◆ Written exercise: Copy out, from the entries below, each line holding the string "background".

◆ Extracted material:

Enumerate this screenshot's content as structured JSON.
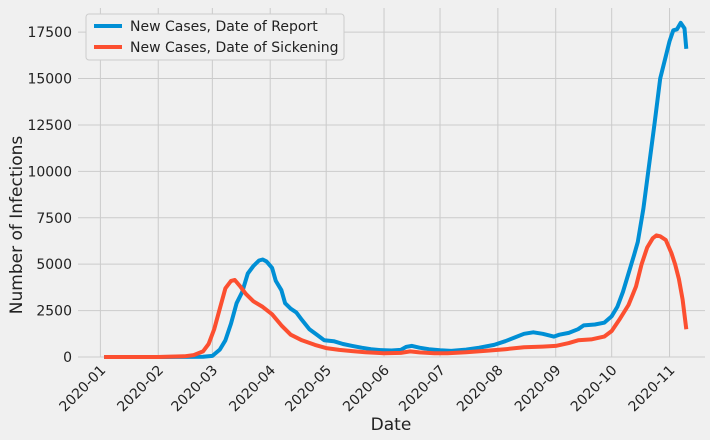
{
  "chart_data": {
    "type": "line",
    "title": "",
    "xlabel": "Date",
    "ylabel": "Number of Infections",
    "x_ticks": [
      "2020-01",
      "2020-02",
      "2020-03",
      "2020-04",
      "2020-05",
      "2020-06",
      "2020-07",
      "2020-08",
      "2020-09",
      "2020-10",
      "2020-11"
    ],
    "y_ticks": [
      0,
      2500,
      5000,
      7500,
      10000,
      12500,
      15000,
      17500
    ],
    "y_tick_labels": [
      "0",
      "2500",
      "5000",
      "7500",
      "10000",
      "12500",
      "15000",
      "17500"
    ],
    "xlim": [
      "2019-12-20",
      "2020-11-20"
    ],
    "ylim": [
      0,
      18800
    ],
    "grid": true,
    "legend_position": "top-left",
    "series": [
      {
        "name": "New Cases, Date of Report",
        "color": "#008fd5",
        "points": [
          [
            "2020-01-03",
            0
          ],
          [
            "2020-02-01",
            0
          ],
          [
            "2020-02-25",
            10
          ],
          [
            "2020-03-01",
            60
          ],
          [
            "2020-03-05",
            400
          ],
          [
            "2020-03-08",
            900
          ],
          [
            "2020-03-11",
            1800
          ],
          [
            "2020-03-14",
            2900
          ],
          [
            "2020-03-17",
            3500
          ],
          [
            "2020-03-20",
            4500
          ],
          [
            "2020-03-23",
            4900
          ],
          [
            "2020-03-26",
            5200
          ],
          [
            "2020-03-28",
            5250
          ],
          [
            "2020-03-30",
            5150
          ],
          [
            "2020-04-02",
            4800
          ],
          [
            "2020-04-04",
            4100
          ],
          [
            "2020-04-07",
            3600
          ],
          [
            "2020-04-09",
            2900
          ],
          [
            "2020-04-12",
            2600
          ],
          [
            "2020-04-15",
            2400
          ],
          [
            "2020-04-18",
            2000
          ],
          [
            "2020-04-22",
            1500
          ],
          [
            "2020-04-26",
            1200
          ],
          [
            "2020-04-30",
            900
          ],
          [
            "2020-05-05",
            850
          ],
          [
            "2020-05-10",
            700
          ],
          [
            "2020-05-15",
            600
          ],
          [
            "2020-05-20",
            500
          ],
          [
            "2020-05-25",
            420
          ],
          [
            "2020-05-30",
            370
          ],
          [
            "2020-06-05",
            350
          ],
          [
            "2020-06-10",
            380
          ],
          [
            "2020-06-13",
            550
          ],
          [
            "2020-06-16",
            600
          ],
          [
            "2020-06-20",
            500
          ],
          [
            "2020-06-25",
            420
          ],
          [
            "2020-07-01",
            360
          ],
          [
            "2020-07-07",
            330
          ],
          [
            "2020-07-15",
            400
          ],
          [
            "2020-07-22",
            500
          ],
          [
            "2020-07-30",
            650
          ],
          [
            "2020-08-05",
            850
          ],
          [
            "2020-08-10",
            1050
          ],
          [
            "2020-08-15",
            1250
          ],
          [
            "2020-08-20",
            1330
          ],
          [
            "2020-08-25",
            1250
          ],
          [
            "2020-08-31",
            1100
          ],
          [
            "2020-09-03",
            1200
          ],
          [
            "2020-09-08",
            1300
          ],
          [
            "2020-09-13",
            1500
          ],
          [
            "2020-09-16",
            1700
          ],
          [
            "2020-09-22",
            1750
          ],
          [
            "2020-09-27",
            1850
          ],
          [
            "2020-10-01",
            2200
          ],
          [
            "2020-10-04",
            2700
          ],
          [
            "2020-10-07",
            3500
          ],
          [
            "2020-10-10",
            4500
          ],
          [
            "2020-10-13",
            5500
          ],
          [
            "2020-10-15",
            6200
          ],
          [
            "2020-10-18",
            8000
          ],
          [
            "2020-10-21",
            10300
          ],
          [
            "2020-10-24",
            12600
          ],
          [
            "2020-10-27",
            15000
          ],
          [
            "2020-10-30",
            16200
          ],
          [
            "2020-11-01",
            17000
          ],
          [
            "2020-11-03",
            17600
          ],
          [
            "2020-11-05",
            17650
          ],
          [
            "2020-11-07",
            18000
          ],
          [
            "2020-11-09",
            17700
          ],
          [
            "2020-11-10",
            16600
          ]
        ]
      },
      {
        "name": "New Cases, Date of Sickening",
        "color": "#fc4f30",
        "points": [
          [
            "2020-01-03",
            0
          ],
          [
            "2020-02-01",
            0
          ],
          [
            "2020-02-15",
            40
          ],
          [
            "2020-02-20",
            100
          ],
          [
            "2020-02-25",
            300
          ],
          [
            "2020-02-28",
            700
          ],
          [
            "2020-03-02",
            1500
          ],
          [
            "2020-03-05",
            2600
          ],
          [
            "2020-03-08",
            3700
          ],
          [
            "2020-03-11",
            4100
          ],
          [
            "2020-03-13",
            4150
          ],
          [
            "2020-03-16",
            3800
          ],
          [
            "2020-03-19",
            3400
          ],
          [
            "2020-03-23",
            3000
          ],
          [
            "2020-03-28",
            2700
          ],
          [
            "2020-04-02",
            2300
          ],
          [
            "2020-04-07",
            1700
          ],
          [
            "2020-04-12",
            1200
          ],
          [
            "2020-04-18",
            900
          ],
          [
            "2020-04-25",
            650
          ],
          [
            "2020-05-01",
            480
          ],
          [
            "2020-05-08",
            380
          ],
          [
            "2020-05-15",
            320
          ],
          [
            "2020-05-22",
            260
          ],
          [
            "2020-06-01",
            200
          ],
          [
            "2020-06-10",
            220
          ],
          [
            "2020-06-15",
            300
          ],
          [
            "2020-06-20",
            250
          ],
          [
            "2020-06-28",
            200
          ],
          [
            "2020-07-05",
            200
          ],
          [
            "2020-07-15",
            260
          ],
          [
            "2020-07-25",
            330
          ],
          [
            "2020-08-05",
            420
          ],
          [
            "2020-08-15",
            520
          ],
          [
            "2020-08-25",
            560
          ],
          [
            "2020-09-01",
            600
          ],
          [
            "2020-09-08",
            750
          ],
          [
            "2020-09-13",
            900
          ],
          [
            "2020-09-20",
            950
          ],
          [
            "2020-09-27",
            1100
          ],
          [
            "2020-10-01",
            1400
          ],
          [
            "2020-10-05",
            2000
          ],
          [
            "2020-10-10",
            2800
          ],
          [
            "2020-10-14",
            3800
          ],
          [
            "2020-10-17",
            5000
          ],
          [
            "2020-10-20",
            5900
          ],
          [
            "2020-10-23",
            6400
          ],
          [
            "2020-10-25",
            6550
          ],
          [
            "2020-10-27",
            6500
          ],
          [
            "2020-10-30",
            6300
          ],
          [
            "2020-11-02",
            5600
          ],
          [
            "2020-11-04",
            5000
          ],
          [
            "2020-11-06",
            4200
          ],
          [
            "2020-11-08",
            3100
          ],
          [
            "2020-11-10",
            1500
          ]
        ]
      }
    ]
  }
}
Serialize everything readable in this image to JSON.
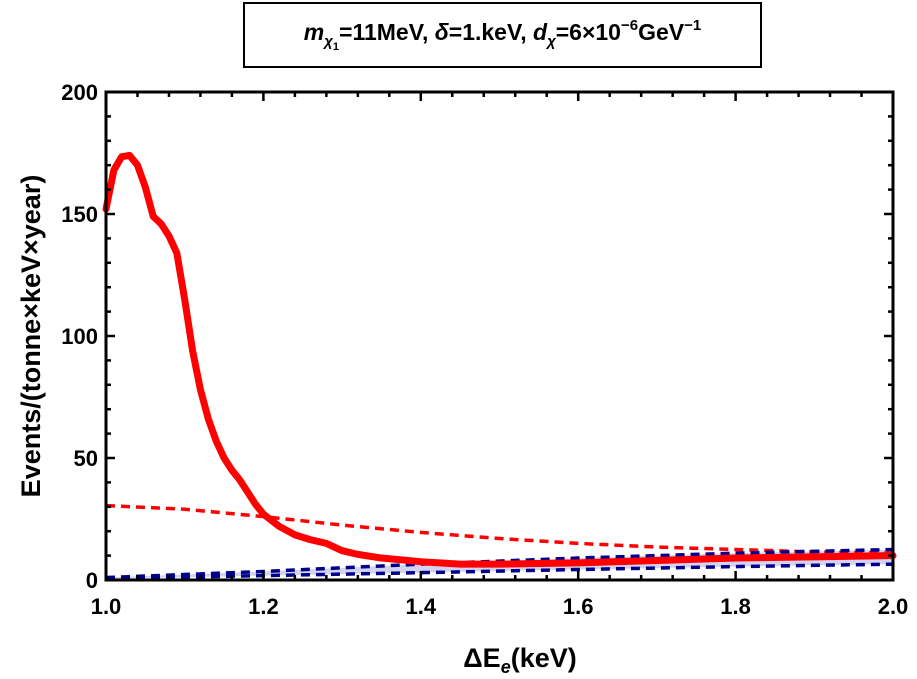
{
  "chart_data": {
    "type": "line",
    "title": {
      "m_symbol": "m",
      "chi": "χ",
      "one": "1",
      "m_value": "=11MeV,",
      "delta_symbol": "δ",
      "delta_value": "=1.keV,",
      "d_symbol": "d",
      "d_value": "=6×10",
      "d_exponent": "−6",
      "d_unit": "GeV",
      "d_unit_exponent": "−1"
    },
    "xlabel": "ΔE",
    "xlabel_sub": "e",
    "xlabel_unit": "(keV)",
    "ylabel": "Events/(tonne×keV×year)",
    "xlim": [
      1.0,
      2.0
    ],
    "ylim": [
      0,
      200
    ],
    "xticks": [
      1.0,
      1.2,
      1.4,
      1.6,
      1.8,
      2.0
    ],
    "xtick_labels": [
      "1.0",
      "1.2",
      "1.4",
      "1.6",
      "1.8",
      "2.0"
    ],
    "yticks": [
      0,
      50,
      100,
      150,
      200
    ],
    "ytick_labels": [
      "0",
      "50",
      "100",
      "150",
      "200"
    ],
    "series": [
      {
        "name": "signal",
        "style": "solid-thick",
        "color": "#ff0000",
        "x": [
          1.0,
          1.01,
          1.02,
          1.03,
          1.04,
          1.05,
          1.06,
          1.07,
          1.08,
          1.09,
          1.1,
          1.11,
          1.12,
          1.13,
          1.14,
          1.15,
          1.16,
          1.17,
          1.18,
          1.19,
          1.2,
          1.22,
          1.24,
          1.26,
          1.28,
          1.3,
          1.32,
          1.35,
          1.4,
          1.45,
          1.5,
          1.6,
          1.7,
          1.8,
          1.9,
          2.0
        ],
        "y": [
          152,
          168,
          173.5,
          174,
          170,
          161,
          149,
          146,
          141,
          134,
          115,
          94,
          78,
          66,
          57,
          50,
          45,
          41,
          36,
          31,
          27,
          22,
          18.5,
          16.5,
          15,
          12,
          10.5,
          9,
          7.5,
          6.5,
          6.5,
          7,
          8,
          9,
          9.5,
          10
        ]
      },
      {
        "name": "background-red-dashed",
        "style": "dashed",
        "color": "#ff0000",
        "x": [
          1.0,
          1.1,
          1.2,
          1.3,
          1.4,
          1.5,
          1.6,
          1.7,
          1.8,
          1.9,
          2.0
        ],
        "y": [
          30.5,
          29,
          26,
          22.5,
          19.5,
          17,
          15,
          13.5,
          12.5,
          11.5,
          11
        ]
      },
      {
        "name": "background-blue-upper",
        "style": "dashed",
        "color": "#00008b",
        "x": [
          1.0,
          1.2,
          1.4,
          1.6,
          1.8,
          2.0
        ],
        "y": [
          1,
          3.5,
          6.5,
          9,
          11,
          12.5
        ]
      },
      {
        "name": "background-blue-lower",
        "style": "dashed",
        "color": "#00008b",
        "x": [
          1.0,
          1.2,
          1.4,
          1.6,
          1.8,
          2.0
        ],
        "y": [
          0.5,
          1.8,
          3,
          4.3,
          5.5,
          6.5
        ]
      }
    ],
    "band": {
      "name": "blue-uncertainty-band",
      "color": "#c8c8ee"
    }
  }
}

◆ Answer to the problem:
        "name": "background-red-dashed",
        "name": "background-blue-upper",
        "name": "background-blue-lower",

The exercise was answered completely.